• _Task requirements_:
Repeat, exactly and completely, the entries shown underneath.

[Data records]
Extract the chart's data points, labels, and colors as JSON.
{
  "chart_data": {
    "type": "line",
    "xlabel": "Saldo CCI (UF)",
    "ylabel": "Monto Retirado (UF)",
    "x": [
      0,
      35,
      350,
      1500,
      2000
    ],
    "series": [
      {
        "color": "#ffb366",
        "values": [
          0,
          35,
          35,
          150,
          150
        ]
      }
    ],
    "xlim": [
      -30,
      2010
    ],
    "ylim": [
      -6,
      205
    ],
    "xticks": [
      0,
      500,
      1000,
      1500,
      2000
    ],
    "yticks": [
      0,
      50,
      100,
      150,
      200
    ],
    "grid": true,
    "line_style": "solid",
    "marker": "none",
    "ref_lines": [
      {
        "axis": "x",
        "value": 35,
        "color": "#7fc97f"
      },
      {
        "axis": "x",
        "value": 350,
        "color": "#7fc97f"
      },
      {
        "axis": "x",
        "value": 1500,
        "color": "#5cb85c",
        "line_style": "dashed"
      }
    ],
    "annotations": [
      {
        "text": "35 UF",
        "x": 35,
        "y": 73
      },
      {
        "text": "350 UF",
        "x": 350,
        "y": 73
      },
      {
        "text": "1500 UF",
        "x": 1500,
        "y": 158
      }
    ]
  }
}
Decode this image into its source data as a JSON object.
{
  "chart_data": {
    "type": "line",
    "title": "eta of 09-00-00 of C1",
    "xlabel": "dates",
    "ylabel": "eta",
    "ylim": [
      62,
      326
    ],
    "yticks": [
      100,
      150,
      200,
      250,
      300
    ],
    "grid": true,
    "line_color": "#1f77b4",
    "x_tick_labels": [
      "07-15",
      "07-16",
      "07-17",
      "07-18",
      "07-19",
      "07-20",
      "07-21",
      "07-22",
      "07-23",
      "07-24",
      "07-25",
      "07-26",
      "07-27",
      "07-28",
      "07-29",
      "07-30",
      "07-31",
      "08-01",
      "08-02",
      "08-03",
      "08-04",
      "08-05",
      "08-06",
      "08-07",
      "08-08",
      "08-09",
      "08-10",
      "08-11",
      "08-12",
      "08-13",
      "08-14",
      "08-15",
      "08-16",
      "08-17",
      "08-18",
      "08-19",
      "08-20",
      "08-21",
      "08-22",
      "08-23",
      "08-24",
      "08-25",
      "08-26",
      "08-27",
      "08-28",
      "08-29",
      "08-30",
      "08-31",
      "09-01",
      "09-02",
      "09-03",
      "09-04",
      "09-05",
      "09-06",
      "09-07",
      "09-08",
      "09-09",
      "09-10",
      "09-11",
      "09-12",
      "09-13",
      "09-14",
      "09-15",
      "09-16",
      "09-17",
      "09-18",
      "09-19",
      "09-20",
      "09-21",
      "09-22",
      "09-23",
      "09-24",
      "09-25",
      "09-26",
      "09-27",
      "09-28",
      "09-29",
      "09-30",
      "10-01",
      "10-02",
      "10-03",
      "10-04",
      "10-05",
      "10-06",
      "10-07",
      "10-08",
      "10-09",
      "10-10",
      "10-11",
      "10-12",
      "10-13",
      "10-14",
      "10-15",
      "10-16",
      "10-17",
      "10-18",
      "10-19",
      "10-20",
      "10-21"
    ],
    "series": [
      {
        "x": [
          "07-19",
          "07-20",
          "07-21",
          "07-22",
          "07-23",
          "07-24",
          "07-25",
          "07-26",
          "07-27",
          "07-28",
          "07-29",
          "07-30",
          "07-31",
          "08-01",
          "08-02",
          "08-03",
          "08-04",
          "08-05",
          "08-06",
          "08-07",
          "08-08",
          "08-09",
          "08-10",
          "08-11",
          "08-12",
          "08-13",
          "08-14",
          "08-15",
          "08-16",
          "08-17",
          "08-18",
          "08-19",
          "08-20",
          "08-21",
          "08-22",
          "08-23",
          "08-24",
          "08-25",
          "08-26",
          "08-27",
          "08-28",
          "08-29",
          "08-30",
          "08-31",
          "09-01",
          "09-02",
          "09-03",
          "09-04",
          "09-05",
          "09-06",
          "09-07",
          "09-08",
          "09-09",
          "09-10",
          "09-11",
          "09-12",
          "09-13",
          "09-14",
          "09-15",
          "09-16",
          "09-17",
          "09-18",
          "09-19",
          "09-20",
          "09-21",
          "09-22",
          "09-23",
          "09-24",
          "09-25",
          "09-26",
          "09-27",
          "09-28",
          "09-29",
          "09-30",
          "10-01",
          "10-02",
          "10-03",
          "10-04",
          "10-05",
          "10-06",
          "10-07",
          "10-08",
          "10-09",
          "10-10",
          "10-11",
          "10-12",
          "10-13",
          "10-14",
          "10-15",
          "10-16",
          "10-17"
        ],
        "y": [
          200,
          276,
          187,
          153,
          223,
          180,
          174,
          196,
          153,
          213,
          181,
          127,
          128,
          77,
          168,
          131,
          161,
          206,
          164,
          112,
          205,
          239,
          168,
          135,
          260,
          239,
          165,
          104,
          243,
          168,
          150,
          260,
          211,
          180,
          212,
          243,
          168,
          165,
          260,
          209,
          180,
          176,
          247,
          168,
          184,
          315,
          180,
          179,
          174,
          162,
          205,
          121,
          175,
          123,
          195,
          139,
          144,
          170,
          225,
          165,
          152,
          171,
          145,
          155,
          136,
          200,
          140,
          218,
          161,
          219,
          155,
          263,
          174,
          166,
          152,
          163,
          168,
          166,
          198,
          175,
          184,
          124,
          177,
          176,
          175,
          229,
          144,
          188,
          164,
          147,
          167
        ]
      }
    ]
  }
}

• _Exercise output_:
Extract the chart's data points, labels, and colors as JSON.
{
  "chart_data": {
    "type": "line",
    "xlabel": "Saldo CCI (UF)",
    "ylabel": "Monto Retirado (UF)",
    "x": [
      0,
      35,
      350,
      1500,
      2000
    ],
    "series": [
      {
        "color": "#ffb366",
        "values": [
          0,
          35,
          35,
          150,
          150
        ]
      }
    ],
    "xlim": [
      -30,
      2010
    ],
    "ylim": [
      -6,
      205
    ],
    "xticks": [
      0,
      500,
      1000,
      1500,
      2000
    ],
    "yticks": [
      0,
      50,
      100,
      150,
      200
    ],
    "grid": true,
    "line_style": "solid",
    "marker": "none",
    "ref_lines": [
      {
        "axis": "x",
        "value": 35,
        "color": "#7fc97f"
      },
      {
        "axis": "x",
        "value": 350,
        "color": "#7fc97f"
      },
      {
        "axis": "x",
        "value": 1500,
        "color": "#5cb85c",
        "line_style": "dashed"
      }
    ],
    "annotations": [
      {
        "text": "35 UF",
        "x": 35,
        "y": 73
      },
      {
        "text": "350 UF",
        "x": 350,
        "y": 73
      },
      {
        "text": "1500 UF",
        "x": 1500,
        "y": 158
      }
    ]
  }
}
Decode this image into its source data as a JSON object.
{
  "chart_data": {
    "type": "line",
    "title": "eta of 09-00-00 of C1",
    "xlabel": "dates",
    "ylabel": "eta",
    "ylim": [
      62,
      326
    ],
    "yticks": [
      100,
      150,
      200,
      250,
      300
    ],
    "grid": true,
    "line_color": "#1f77b4",
    "x_tick_labels": [
      "07-15",
      "07-16",
      "07-17",
      "07-18",
      "07-19",
      "07-20",
      "07-21",
      "07-22",
      "07-23",
      "07-24",
      "07-25",
      "07-26",
      "07-27",
      "07-28",
      "07-29",
      "07-30",
      "07-31",
      "08-01",
      "08-02",
      "08-03",
      "08-04",
      "08-05",
      "08-06",
      "08-07",
      "08-08",
      "08-09",
      "08-10",
      "08-11",
      "08-12",
      "08-13",
      "08-14",
      "08-15",
      "08-16",
      "08-17",
      "08-18",
      "08-19",
      "08-20",
      "08-21",
      "08-22",
      "08-23",
      "08-24",
      "08-25",
      "08-26",
      "08-27",
      "08-28",
      "08-29",
      "08-30",
      "08-31",
      "09-01",
      "09-02",
      "09-03",
      "09-04",
      "09-05",
      "09-06",
      "09-07",
      "09-08",
      "09-09",
      "09-10",
      "09-11",
      "09-12",
      "09-13",
      "09-14",
      "09-15",
      "09-16",
      "09-17",
      "09-18",
      "09-19",
      "09-20",
      "09-21",
      "09-22",
      "09-23",
      "09-24",
      "09-25",
      "09-26",
      "09-27",
      "09-28",
      "09-29",
      "09-30",
      "10-01",
      "10-02",
      "10-03",
      "10-04",
      "10-05",
      "10-06",
      "10-07",
      "10-08",
      "10-09",
      "10-10",
      "10-11",
      "10-12",
      "10-13",
      "10-14",
      "10-15",
      "10-16",
      "10-17",
      "10-18",
      "10-19",
      "10-20",
      "10-21"
    ],
    "series": [
      {
        "x": [
          "07-19",
          "07-20",
          "07-21",
          "07-22",
          "07-23",
          "07-24",
          "07-25",
          "07-26",
          "07-27",
          "07-28",
          "07-29",
          "07-30",
          "07-31",
          "08-01",
          "08-02",
          "08-03",
          "08-04",
          "08-05",
          "08-06",
          "08-07",
          "08-08",
          "08-09",
          "08-10",
          "08-11",
          "08-12",
          "08-13",
          "08-14",
          "08-15",
          "08-16",
          "08-17",
          "08-18",
          "08-19",
          "08-20",
          "08-21",
          "08-22",
          "08-23",
          "08-24",
          "08-25",
          "08-26",
          "08-27",
          "08-28",
          "08-29",
          "08-30",
          "08-31",
          "09-01",
          "09-02",
          "09-03",
          "09-04",
          "09-05",
          "09-06",
          "09-07",
          "09-08",
          "09-09",
          "09-10",
          "09-11",
          "09-12",
          "09-13",
          "09-14",
          "09-15",
          "09-16",
          "09-17",
          "09-18",
          "09-19",
          "09-20",
          "09-21",
          "09-22",
          "09-23",
          "09-24",
          "09-25",
          "09-26",
          "09-27",
          "09-28",
          "09-29",
          "09-30",
          "10-01",
          "10-02",
          "10-03",
          "10-04",
          "10-05",
          "10-06",
          "10-07",
          "10-08",
          "10-09",
          "10-10",
          "10-11",
          "10-12",
          "10-13",
          "10-14",
          "10-15",
          "10-16",
          "10-17"
        ],
        "y": [
          200,
          276,
          187,
          153,
          223,
          180,
          174,
          196,
          153,
          213,
          181,
          127,
          128,
          77,
          168,
          131,
          161,
          206,
          164,
          112,
          205,
          239,
          168,
          135,
          260,
          239,
          165,
          104,
          243,
          168,
          150,
          260,
          211,
          180,
          212,
          243,
          168,
          165,
          260,
          209,
          180,
          176,
          247,
          168,
          184,
          315,
          180,
          179,
          174,
          162,
          205,
          121,
          175,
          123,
          195,
          139,
          144,
          170,
          225,
          165,
          152,
          171,
          145,
          155,
          136,
          200,
          140,
          218,
          161,
          219,
          155,
          263,
          174,
          166,
          152,
          163,
          168,
          166,
          198,
          175,
          184,
          124,
          177,
          176,
          175,
          229,
          144,
          188,
          164,
          147,
          167
        ]
      }
    ]
  }
}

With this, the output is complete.